### 必要な作業
a) 本文抜粋で、小高賢治、大原昇、中山正の三名が争議後に組合を脱退して作った第三組合は何という名前か。
b) 本文抜粋のうち、「また闘争委員中、小高賢治、大」から「以上の理由により被告委員会の本件命令は違法であるから、その取消を求める。」までの部分を一字も変えずに書き写せ。

### 本文抜粋
**********

右原告ら五名は本件争議中、行動部員として組合活動に専心した。

三、ところが被告の本件命令は重大な事実誤認に基いて労働組合法第七条の適用を誤つた違法がある。

(1)  被告委員会は不当労働行為の審査機関であるにかかわらず、会社が組合幹部を嫌い、組合の潰滅を図り、昭和二十五年四月争議が発生するや、団体交渉拒否の態度をとり、組合の切崩し、第二組合員の育成に努め争議妥結後も第二組合との差別待遇を露骨にして別紙第二に詳細記載したとおりの組合圧迫に徹底した事実を認定せず、わずかに会社が組合を嫌つていたことを推認するだけで、しかも会社の掲げる懲戒解雇理由の有無だけを孤立的に判断したため、本件懲戒解雇が原告らの正当な組合活動を理由とする不当労働行為であることを見失つたのである。

(2)  しかも被告委員会は会社の掲げる懲戒解雇理由の有無を判断するに当り、別紙第三記載のとおりの事実を誤認し、原告らに命令書記載のような懲戒解雇に値する不当な行為があるとし、暴力を伴つた違法争議行為全体並びに個々の暴力行為等の責任を問う会社の懲戒解雇は正当であつて不当労働行為でないとするのであつて、(1)の誤認と相俟つて、労働組合法第七条の適用を誤るに至つたものである。

(3)  仮りに原告らに多少の不当な行動があつたとしても、それは度重なる会社の違法な組合対策に憤慨して興奮する組合員大衆を前にし、他にとるべき手段がないため、強硬に団交を求めて争議を一挙に解決しようと焦慮した結果にほかならないのであつて、組合の弱体化を図る目的に出で、かつまた、争議行為に対する報復としてなされた本件懲戒解雇は、たとえ会社にかような不当行為の責任を問う意図があるからとて、不当労働行為たる本質を失うものではない。

また闘争委員中、小高賢治、大原昇、中山正の三名は、争議後組合を脱退して「純正労組刷新会」という第三組合を作つたが、解雇発令の数日前、会社内部から解雇のある旨を告げられ、逸早く任意退職してしまい、また組合員中には原告らの中の行動部員と同一程度又はそれ以上のことをしておりながら、いかなる処分をも受けていない事実がある。このように同一行動をとつた多数者の中から原告らだけを処分し、他を不問に対する等差別待遇をしていることは、仮りに原告らの行動に不当な点があつたにしても、会社の原告らに対する不当労働行為意思を推認するにじゆうぶんである。

以上の理由により被告委員会の本件命令は違法であるから、その取消を求める。

第三、答弁

一、本案前の答弁

(一)  「原告らの訴を却下する。訴訟費用は原告らの負担とする。」との判決を求める。

(二)  (1)不当労働行為の救済申立を棄却した労働委員会の命令に対しては労働者からの行政訴訟はゆるされない。労働組合法第二十七条は、不当労働行為の救済を命じた労働委員会の命令に対する使用者からの行政訴訟をその第四項に明文をもつてこれを認めているが、労働者からの行政訴訟を認めた規定がない。また右法条は、使用者からの行政訴訟について特に出訴期間の制限を規定しているのに、労働者からの行政訴訟についてはその制限がない。

**********

### データ
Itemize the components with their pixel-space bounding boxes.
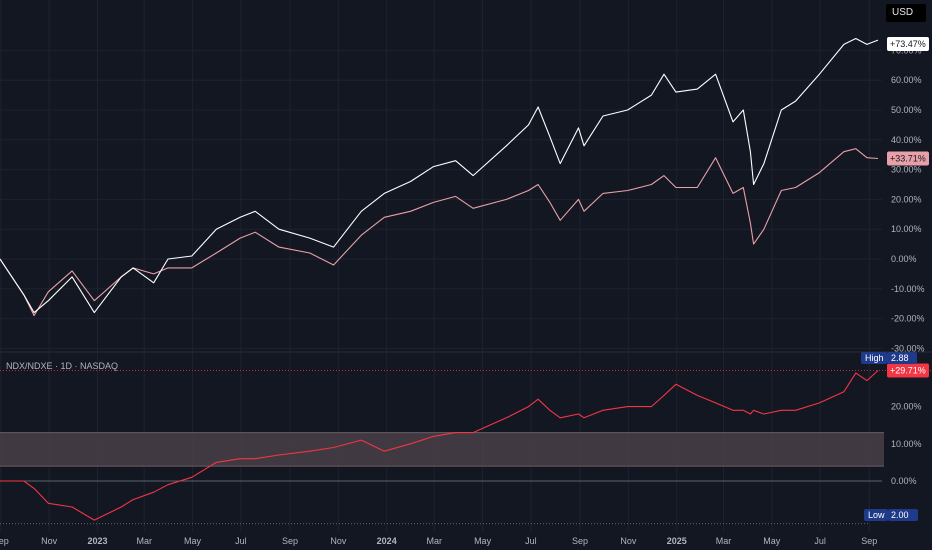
last-value-ndx-bg — [887, 37, 929, 52]
low-badge-bg — [864, 509, 888, 521]
y-tick-label: 40.00% — [891, 135, 922, 145]
y-tick-label-sub: 10.00% — [891, 439, 922, 449]
y-tick-label: 60.00% — [891, 75, 922, 85]
shaded-band — [0, 432, 884, 467]
x-tick-label: Sep — [861, 536, 877, 546]
y-tick-label: 20.00% — [891, 194, 922, 204]
x-tick-label: Jul — [235, 536, 247, 546]
series-line-ndx — [0, 37, 879, 314]
y-tick-label: 0.00% — [891, 254, 917, 264]
x-tick-label: Nov — [41, 536, 58, 546]
series-line-ratio — [0, 370, 879, 521]
low-value-bg — [888, 509, 918, 521]
x-tick-label: 2025 — [667, 536, 687, 546]
x-tick-label: Jul — [525, 536, 537, 546]
last-value-ndx: +73.47% — [890, 39, 926, 49]
last-value-ratio-bg — [887, 363, 929, 378]
currency-badge[interactable]: USD — [886, 4, 926, 22]
x-tick-label: Nov — [330, 536, 347, 546]
low-badge-label: Low — [868, 510, 885, 520]
high-badge-value: 2.88 — [891, 353, 909, 363]
x-tick-label: Sep — [282, 536, 298, 546]
x-tick-label: Mar — [716, 536, 732, 546]
y-tick-label: 30.00% — [891, 165, 922, 175]
x-tick-label: 2024 — [377, 536, 397, 546]
x-tick-label: Nov — [620, 536, 637, 546]
x-tick-label: Sep — [572, 536, 588, 546]
x-tick-label: Jul — [814, 536, 826, 546]
last-value-ndxe-bg — [887, 151, 929, 166]
x-tick-label: Sep — [0, 536, 9, 546]
pane-subtitle: NDX/NDXE · 1D · NASDAQ — [6, 361, 119, 371]
high-value-bg — [887, 352, 917, 364]
last-value-ndxe: +33.71% — [890, 154, 926, 164]
y-tick-label: -20.00% — [891, 314, 925, 324]
y-tick-label: 10.00% — [891, 224, 922, 234]
low-badge-value: 2.00 — [891, 510, 909, 520]
high-badge-bg — [861, 352, 887, 364]
x-tick-label: Mar — [426, 536, 442, 546]
series-line-ndxe — [0, 148, 879, 317]
x-tick-label: May — [763, 536, 781, 546]
x-tick-label: May — [184, 536, 202, 546]
y-tick-label: 50.00% — [891, 105, 922, 115]
high-badge-label: High — [865, 353, 884, 363]
last-value-ratio: +29.71% — [890, 365, 926, 375]
y-tick-label-sub: 0.00% — [891, 476, 917, 486]
x-tick-label: 2023 — [87, 536, 107, 546]
x-tick-label: May — [474, 536, 492, 546]
y-tick-label-sub: 20.00% — [891, 402, 922, 412]
x-tick-label: Mar — [136, 536, 152, 546]
y-tick-label: -10.00% — [891, 284, 925, 294]
y-tick-label: -30.00% — [891, 343, 925, 353]
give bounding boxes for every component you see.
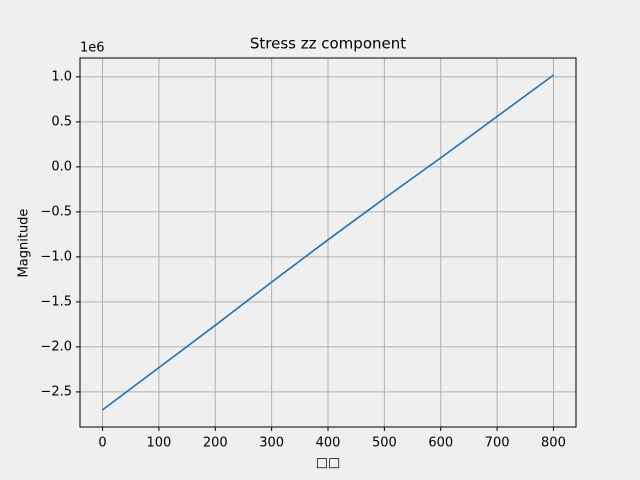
x-tick-label: 600 xyxy=(428,436,453,451)
y-tick-label: −1.0 xyxy=(40,249,72,264)
x-tick-label: 700 xyxy=(485,436,510,451)
y-axis-label: Magnitude xyxy=(17,209,32,278)
y-tick-label: −2.5 xyxy=(40,384,72,399)
y-tick-label: 1.0 xyxy=(51,69,72,84)
y-tick-label: 0.5 xyxy=(51,114,72,129)
x-tick-label: 800 xyxy=(541,436,566,451)
axes-frame xyxy=(79,57,577,428)
y-tick-label: −2.0 xyxy=(40,339,72,354)
y-offset-label: 1e6 xyxy=(80,41,105,56)
y-tick-label: −1.5 xyxy=(40,294,72,309)
x-tick-label: 500 xyxy=(372,436,397,451)
x-tick-label: 400 xyxy=(316,436,341,451)
y-tick-label: 0.0 xyxy=(51,159,72,174)
x-tick-label: 0 xyxy=(98,436,106,451)
x-axis-label: □□ xyxy=(316,456,341,471)
y-tick-label: −0.5 xyxy=(40,204,72,219)
x-tick-label: 200 xyxy=(203,436,228,451)
chart-title: Stress zz component xyxy=(250,35,406,53)
x-tick-label: 100 xyxy=(146,436,171,451)
x-tick-label: 300 xyxy=(259,436,284,451)
line xyxy=(102,74,554,411)
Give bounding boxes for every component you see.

**********

### 最終結果
a) 純正労組刷新会

b)
また闘争委員中、小高賢治、大原昇、中山正の三名は、争議後組合を脱退して「純正労組刷新会」という第三組合を作つたが、解雇発令の数日前、会社内部から解雇のある旨を告げられ、逸早く任意退職してしまい、また組合員中には原告らの中の行動部員と同一程度又はそれ以上のことをしておりながら、いかなる処分をも受けていない事実がある。このように同一行動をとつた多数者の中から原告らだけを処分し、他を不問に対する等差別待遇をしていることは、仮りに原告らの行動に不当な点があつたにしても、会社の原告らに対する不当労働行為意思を推認するにじゆうぶんである。

以上の理由により被告委員会の本件命令は違法であるから、その取消を求める。